WHAT IS ASKED
Leave out the pictures and repeat every record exactly.

(Dataset items)

+--

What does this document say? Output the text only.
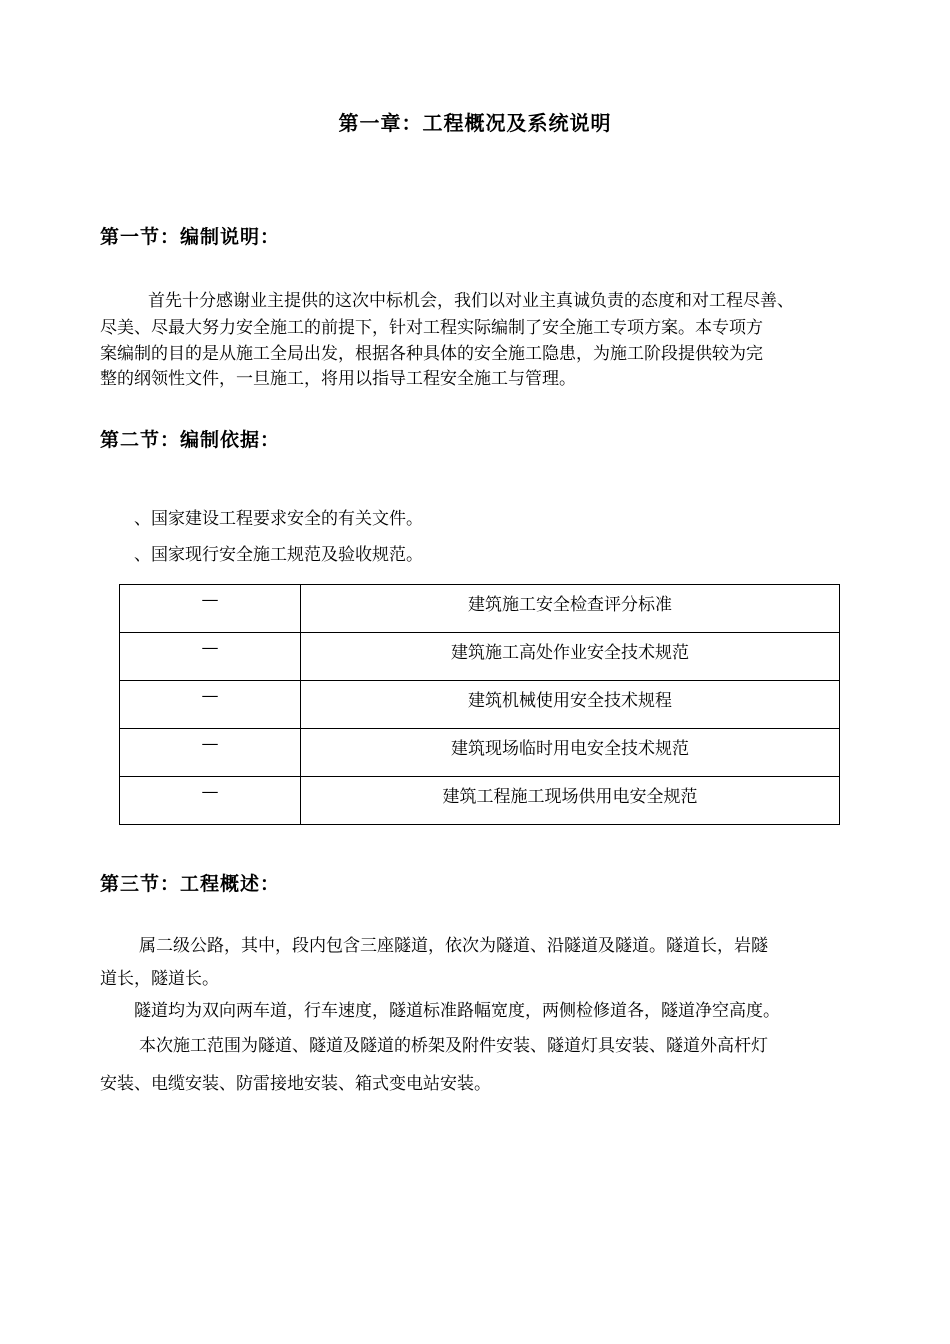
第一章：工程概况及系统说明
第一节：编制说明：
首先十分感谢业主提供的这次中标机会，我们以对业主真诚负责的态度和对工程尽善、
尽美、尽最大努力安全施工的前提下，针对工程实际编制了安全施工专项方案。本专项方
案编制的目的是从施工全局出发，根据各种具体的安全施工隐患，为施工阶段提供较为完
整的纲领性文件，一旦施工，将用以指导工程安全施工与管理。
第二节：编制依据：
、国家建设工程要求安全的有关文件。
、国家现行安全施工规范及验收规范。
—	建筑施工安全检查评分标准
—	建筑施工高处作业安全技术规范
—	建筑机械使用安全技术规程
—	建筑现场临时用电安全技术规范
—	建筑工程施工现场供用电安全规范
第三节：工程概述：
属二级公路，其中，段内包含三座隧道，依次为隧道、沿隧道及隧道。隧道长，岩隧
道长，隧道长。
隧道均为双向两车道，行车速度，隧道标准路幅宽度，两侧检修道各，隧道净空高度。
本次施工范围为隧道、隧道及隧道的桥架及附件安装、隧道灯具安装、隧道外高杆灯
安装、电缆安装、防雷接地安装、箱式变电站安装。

+--

SOLUTION TO THIS PROBLEM
What does this document say? Output the text only.
第一章：工程概况及系统说明
第一节：编制说明：
首先十分感谢业主提供的这次中标机会，我们以对业主真诚负责的态度和对工程尽善、
尽美、尽最大努力安全施工的前提下，针对工程实际编制了安全施工专项方案。本专项方
案编制的目的是从施工全局出发，根据各种具体的安全施工隐患，为施工阶段提供较为完
整的纲领性文件，一旦施工，将用以指导工程安全施工与管理。
第二节：编制依据：
、国家建设工程要求安全的有关文件。
、国家现行安全施工规范及验收规范。
—	建筑施工安全检查评分标准
—	建筑施工高处作业安全技术规范
—	建筑机械使用安全技术规程
—	建筑现场临时用电安全技术规范
—	建筑工程施工现场供用电安全规范
第三节：工程概述：
属二级公路，其中，段内包含三座隧道，依次为隧道、沿隧道及隧道。隧道长，岩隧
道长，隧道长。
隧道均为双向两车道，行车速度，隧道标准路幅宽度，两侧检修道各，隧道净空高度。
本次施工范围为隧道、隧道及隧道的桥架及附件安装、隧道灯具安装、隧道外高杆灯
安装、电缆安装、防雷接地安装、箱式变电站安装。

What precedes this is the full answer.